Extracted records
────────────────────────────────────────

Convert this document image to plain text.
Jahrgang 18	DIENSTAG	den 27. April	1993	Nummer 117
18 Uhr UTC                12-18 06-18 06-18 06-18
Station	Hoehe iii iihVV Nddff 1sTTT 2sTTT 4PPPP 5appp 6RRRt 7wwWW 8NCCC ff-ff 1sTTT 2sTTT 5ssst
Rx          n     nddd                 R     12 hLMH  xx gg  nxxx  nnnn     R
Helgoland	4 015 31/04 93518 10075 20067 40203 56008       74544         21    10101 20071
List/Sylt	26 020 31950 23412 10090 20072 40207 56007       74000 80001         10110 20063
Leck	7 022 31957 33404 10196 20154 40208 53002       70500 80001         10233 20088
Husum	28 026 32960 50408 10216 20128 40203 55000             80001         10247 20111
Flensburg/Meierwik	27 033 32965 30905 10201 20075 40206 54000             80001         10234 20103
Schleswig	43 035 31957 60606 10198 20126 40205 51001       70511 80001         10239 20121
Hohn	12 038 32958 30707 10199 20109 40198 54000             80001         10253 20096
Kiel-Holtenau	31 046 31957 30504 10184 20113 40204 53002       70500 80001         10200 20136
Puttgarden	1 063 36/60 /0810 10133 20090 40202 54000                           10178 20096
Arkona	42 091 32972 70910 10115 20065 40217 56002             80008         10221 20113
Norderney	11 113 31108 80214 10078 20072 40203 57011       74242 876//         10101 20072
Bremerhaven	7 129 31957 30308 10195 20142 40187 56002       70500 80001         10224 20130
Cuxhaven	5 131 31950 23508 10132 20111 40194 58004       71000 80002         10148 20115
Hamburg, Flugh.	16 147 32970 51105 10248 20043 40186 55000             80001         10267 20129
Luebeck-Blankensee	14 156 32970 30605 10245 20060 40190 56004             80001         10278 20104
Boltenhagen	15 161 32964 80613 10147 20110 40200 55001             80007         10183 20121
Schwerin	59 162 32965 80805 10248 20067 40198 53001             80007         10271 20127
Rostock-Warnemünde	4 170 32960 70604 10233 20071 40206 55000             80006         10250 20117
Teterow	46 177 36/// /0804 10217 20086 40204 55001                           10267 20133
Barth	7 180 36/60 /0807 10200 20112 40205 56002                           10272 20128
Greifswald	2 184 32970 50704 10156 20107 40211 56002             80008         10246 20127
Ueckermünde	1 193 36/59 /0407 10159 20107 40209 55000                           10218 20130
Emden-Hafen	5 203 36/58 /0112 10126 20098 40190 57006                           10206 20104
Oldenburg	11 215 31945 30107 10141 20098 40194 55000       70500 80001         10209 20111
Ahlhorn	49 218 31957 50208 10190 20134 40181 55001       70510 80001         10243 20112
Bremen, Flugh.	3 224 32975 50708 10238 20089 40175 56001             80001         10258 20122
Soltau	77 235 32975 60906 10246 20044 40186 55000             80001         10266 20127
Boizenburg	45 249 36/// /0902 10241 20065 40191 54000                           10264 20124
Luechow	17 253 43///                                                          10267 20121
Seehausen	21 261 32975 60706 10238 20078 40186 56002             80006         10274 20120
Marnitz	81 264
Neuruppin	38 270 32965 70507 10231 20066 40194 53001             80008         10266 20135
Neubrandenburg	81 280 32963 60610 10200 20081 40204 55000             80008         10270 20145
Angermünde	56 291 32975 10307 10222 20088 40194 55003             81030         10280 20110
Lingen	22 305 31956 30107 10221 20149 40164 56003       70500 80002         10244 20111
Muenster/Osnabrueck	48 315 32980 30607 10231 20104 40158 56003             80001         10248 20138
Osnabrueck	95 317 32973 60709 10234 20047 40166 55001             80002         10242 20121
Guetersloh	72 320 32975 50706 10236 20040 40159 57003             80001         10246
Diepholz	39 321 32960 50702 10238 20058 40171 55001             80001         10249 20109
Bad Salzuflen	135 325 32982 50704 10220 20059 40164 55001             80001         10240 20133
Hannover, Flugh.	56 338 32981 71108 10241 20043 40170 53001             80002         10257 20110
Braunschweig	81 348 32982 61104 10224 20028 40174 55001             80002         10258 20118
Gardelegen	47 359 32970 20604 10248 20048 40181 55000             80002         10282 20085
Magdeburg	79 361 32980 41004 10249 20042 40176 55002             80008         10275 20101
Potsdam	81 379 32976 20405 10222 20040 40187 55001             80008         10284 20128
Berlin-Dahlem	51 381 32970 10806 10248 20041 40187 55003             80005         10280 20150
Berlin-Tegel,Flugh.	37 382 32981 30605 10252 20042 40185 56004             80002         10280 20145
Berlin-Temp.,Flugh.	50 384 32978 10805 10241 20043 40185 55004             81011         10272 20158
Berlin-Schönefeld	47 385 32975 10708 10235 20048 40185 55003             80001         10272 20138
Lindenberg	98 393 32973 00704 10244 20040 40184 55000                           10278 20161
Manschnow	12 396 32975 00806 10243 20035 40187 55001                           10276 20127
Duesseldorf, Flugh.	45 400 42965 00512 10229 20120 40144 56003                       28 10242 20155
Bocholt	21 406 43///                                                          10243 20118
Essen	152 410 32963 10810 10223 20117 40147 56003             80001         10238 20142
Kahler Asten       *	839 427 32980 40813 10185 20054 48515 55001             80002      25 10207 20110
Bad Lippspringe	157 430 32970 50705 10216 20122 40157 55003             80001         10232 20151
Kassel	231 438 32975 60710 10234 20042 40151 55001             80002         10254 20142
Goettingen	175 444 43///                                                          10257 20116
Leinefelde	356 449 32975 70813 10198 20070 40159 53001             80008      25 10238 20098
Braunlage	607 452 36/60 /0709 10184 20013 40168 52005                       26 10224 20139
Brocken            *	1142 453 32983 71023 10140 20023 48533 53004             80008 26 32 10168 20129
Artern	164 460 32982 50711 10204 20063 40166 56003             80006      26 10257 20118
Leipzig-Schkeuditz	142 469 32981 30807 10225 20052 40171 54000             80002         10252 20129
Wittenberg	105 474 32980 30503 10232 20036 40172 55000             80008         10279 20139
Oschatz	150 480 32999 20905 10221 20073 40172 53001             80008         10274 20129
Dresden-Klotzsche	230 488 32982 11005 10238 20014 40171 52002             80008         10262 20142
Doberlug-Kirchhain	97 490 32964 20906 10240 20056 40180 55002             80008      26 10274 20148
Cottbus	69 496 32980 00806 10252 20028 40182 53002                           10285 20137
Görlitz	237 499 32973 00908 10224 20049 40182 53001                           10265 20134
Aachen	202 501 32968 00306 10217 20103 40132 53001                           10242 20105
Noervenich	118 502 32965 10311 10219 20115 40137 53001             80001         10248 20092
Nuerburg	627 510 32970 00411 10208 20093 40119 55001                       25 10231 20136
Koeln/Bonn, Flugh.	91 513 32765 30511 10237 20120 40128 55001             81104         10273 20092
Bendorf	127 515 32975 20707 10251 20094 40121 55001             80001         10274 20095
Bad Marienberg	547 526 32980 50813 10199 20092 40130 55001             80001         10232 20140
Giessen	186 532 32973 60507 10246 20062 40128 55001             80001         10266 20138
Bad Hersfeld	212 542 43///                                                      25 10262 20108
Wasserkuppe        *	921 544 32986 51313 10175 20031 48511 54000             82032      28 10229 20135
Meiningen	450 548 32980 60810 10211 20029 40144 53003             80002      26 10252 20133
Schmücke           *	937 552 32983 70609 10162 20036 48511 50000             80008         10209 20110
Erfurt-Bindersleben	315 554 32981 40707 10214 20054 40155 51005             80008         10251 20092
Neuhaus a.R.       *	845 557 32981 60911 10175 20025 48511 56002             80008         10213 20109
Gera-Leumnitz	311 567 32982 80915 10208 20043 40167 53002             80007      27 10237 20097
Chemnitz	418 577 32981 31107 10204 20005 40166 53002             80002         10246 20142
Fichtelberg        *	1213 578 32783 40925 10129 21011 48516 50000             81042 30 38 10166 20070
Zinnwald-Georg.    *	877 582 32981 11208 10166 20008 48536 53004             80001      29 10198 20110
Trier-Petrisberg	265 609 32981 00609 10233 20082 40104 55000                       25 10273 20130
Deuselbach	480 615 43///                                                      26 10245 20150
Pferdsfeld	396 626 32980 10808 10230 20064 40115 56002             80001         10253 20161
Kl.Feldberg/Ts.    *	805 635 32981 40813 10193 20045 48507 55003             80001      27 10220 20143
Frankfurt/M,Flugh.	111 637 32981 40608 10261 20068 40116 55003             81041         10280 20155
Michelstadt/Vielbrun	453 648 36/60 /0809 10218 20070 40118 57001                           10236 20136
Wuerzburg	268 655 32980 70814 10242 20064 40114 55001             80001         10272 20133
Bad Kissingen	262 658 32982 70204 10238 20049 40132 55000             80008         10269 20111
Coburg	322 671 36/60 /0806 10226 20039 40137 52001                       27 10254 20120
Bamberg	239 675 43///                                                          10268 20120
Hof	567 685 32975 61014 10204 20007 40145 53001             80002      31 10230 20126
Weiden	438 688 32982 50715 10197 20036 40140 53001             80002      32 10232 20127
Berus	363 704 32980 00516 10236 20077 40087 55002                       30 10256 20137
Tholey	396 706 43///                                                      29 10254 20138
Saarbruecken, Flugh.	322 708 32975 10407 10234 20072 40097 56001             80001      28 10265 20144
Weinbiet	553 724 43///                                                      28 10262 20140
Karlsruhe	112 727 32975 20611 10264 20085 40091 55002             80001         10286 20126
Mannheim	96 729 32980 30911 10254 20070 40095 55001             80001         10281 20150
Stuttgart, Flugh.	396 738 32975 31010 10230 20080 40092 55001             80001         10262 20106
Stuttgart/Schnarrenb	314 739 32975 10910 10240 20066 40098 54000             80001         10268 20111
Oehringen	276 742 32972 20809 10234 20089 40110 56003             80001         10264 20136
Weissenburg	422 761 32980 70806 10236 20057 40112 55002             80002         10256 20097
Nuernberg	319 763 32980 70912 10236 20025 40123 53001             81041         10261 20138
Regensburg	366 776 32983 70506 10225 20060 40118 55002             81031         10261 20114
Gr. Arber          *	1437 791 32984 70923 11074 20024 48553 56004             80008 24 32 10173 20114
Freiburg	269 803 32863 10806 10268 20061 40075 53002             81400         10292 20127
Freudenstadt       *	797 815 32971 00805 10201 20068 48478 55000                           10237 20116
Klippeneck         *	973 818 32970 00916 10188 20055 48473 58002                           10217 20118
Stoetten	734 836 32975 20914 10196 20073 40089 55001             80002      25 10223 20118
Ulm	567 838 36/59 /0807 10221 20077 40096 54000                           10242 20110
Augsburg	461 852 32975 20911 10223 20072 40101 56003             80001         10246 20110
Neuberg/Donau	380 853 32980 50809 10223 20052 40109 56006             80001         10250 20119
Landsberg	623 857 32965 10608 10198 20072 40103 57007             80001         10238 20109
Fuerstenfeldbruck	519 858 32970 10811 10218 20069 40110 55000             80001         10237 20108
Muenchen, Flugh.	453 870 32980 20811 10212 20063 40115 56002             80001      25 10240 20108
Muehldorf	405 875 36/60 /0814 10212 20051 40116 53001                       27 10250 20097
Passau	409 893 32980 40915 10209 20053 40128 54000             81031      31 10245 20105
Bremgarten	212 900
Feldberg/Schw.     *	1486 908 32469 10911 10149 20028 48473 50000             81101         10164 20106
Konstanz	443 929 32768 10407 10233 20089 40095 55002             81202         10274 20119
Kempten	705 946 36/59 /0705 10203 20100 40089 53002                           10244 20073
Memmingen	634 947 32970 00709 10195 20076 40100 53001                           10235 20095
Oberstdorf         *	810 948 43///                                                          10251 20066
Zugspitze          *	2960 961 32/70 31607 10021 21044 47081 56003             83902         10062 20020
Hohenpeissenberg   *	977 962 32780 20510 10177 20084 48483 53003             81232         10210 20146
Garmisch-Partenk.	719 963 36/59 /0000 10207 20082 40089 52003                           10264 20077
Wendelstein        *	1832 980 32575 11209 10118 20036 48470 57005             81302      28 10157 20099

────────────────────────────────────────

*What you should do:* Of the lines in the data, how many hold the string "Feldberg"? State the number, nothing else.

*Task result:* 2